As the next step, the architect presented three different floor plans giving a horizontal cut-through of the building. The three 2D layouts ranged from a dense spatial coding with rows of eight tables together (Image 6, left) through a semiflexible space, to one being open and flexible in terms of activities and flows (Image 6, right).

Particular first (full seating) and third space (flexible seating) layout (FW-08-17).
Where the dense coding implied less movement due to more fixed workstations and the open version more, this reflected different spatial versions of relationality in everyday of the organization, creating variation in the sense of spatial contraction and/or expanse. The facilitating architect explained the reason for presenting three scenarios, saying ‘I find it very important, when we do three scenarios, that they are caricatured, cause otherwise you can’t really sense them. In most cases we end up with a hybrid of the three.’ (FN-08-17). The layouts prompted joint discussions among the participants on the varieties of activity-based working 3 principles, functionally aiming for more interactive and flexible office routines. Participants comments stressed the complexity and diversity of work practices, constituting a lot of realities. Comments were the tone of voice, the eagerness, or hesitation in the speech shifted according to the challenges or possibilities discussed.

### Data
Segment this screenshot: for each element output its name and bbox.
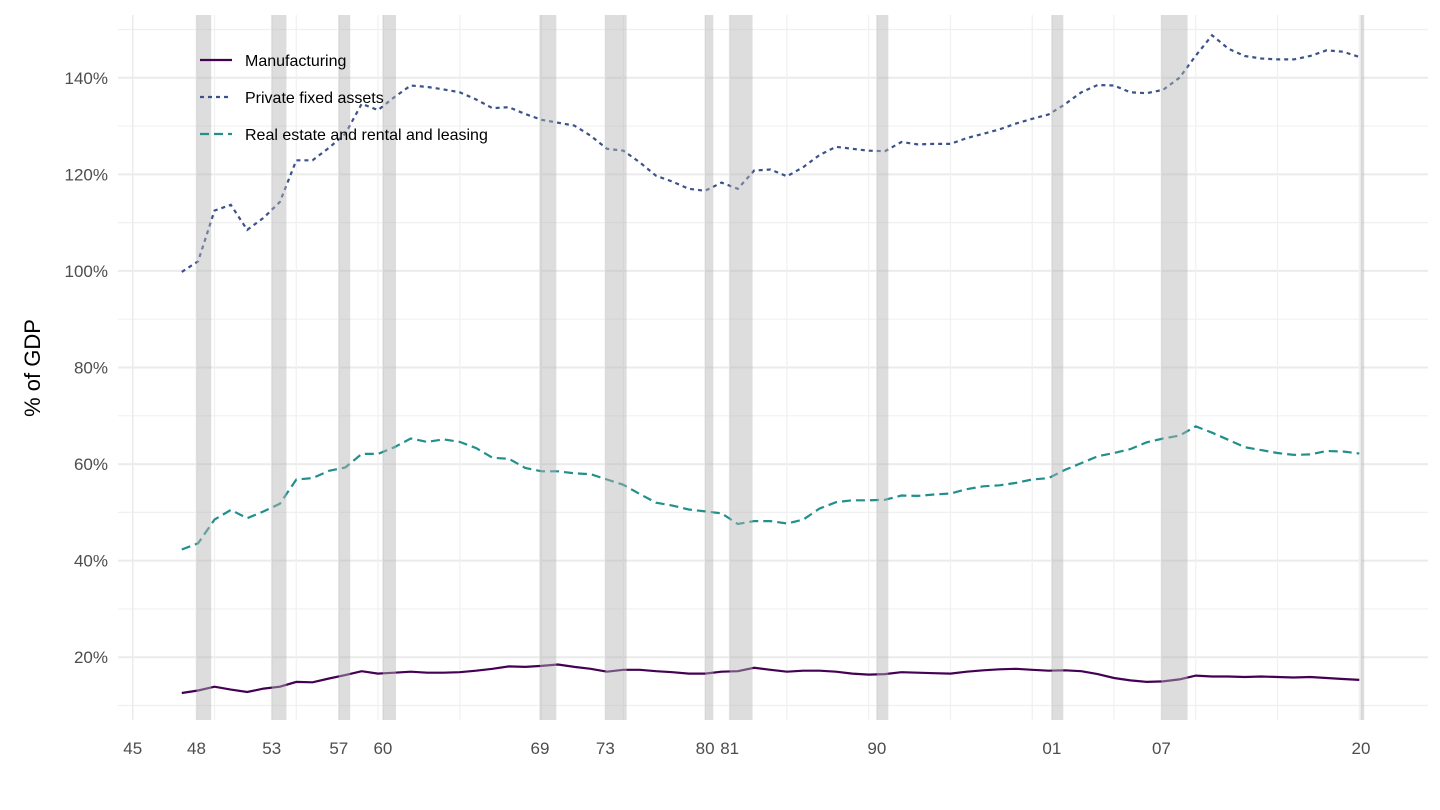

### Task prompt
Reproduce the passage on the architect's three floor plans word for word, from start to finish.

### Answer
As the next step, the architect presented three different floor plans giving a horizontal cut-through of the building. The three 2D layouts ranged from a dense spatial coding with rows of eight tables together (Image 6, left) through a semiflexible space, to one being open and flexible in terms of activities and flows (Image 6, right).

Particular first (full seating) and third space (flexible seating) layout (FW-08-17).
Where the dense coding implied less movement due to more fixed workstations and the open version more, this reflected different spatial versions of relationality in everyday of the organization, creating variation in the sense of spatial contraction and/or expanse. The facilitating architect explained the reason for presenting three scenarios, saying ‘I find it very important, when we do three scenarios, that they are caricatured, cause otherwise you can’t really sense them. In most cases we end up with a hybrid of the three.’ (FN-08-17). The layouts prompted joint discussions among the participants on the varieties of activity-based working 3 principles, functionally aiming for more interactive and flexible office routines. Participants comments stressed the complexity and diversity of work practices, constituting a lot of realities. Comments were the tone of voice, the eagerness, or hesitation in the speech shifted according to the challenges or possibilities discussed.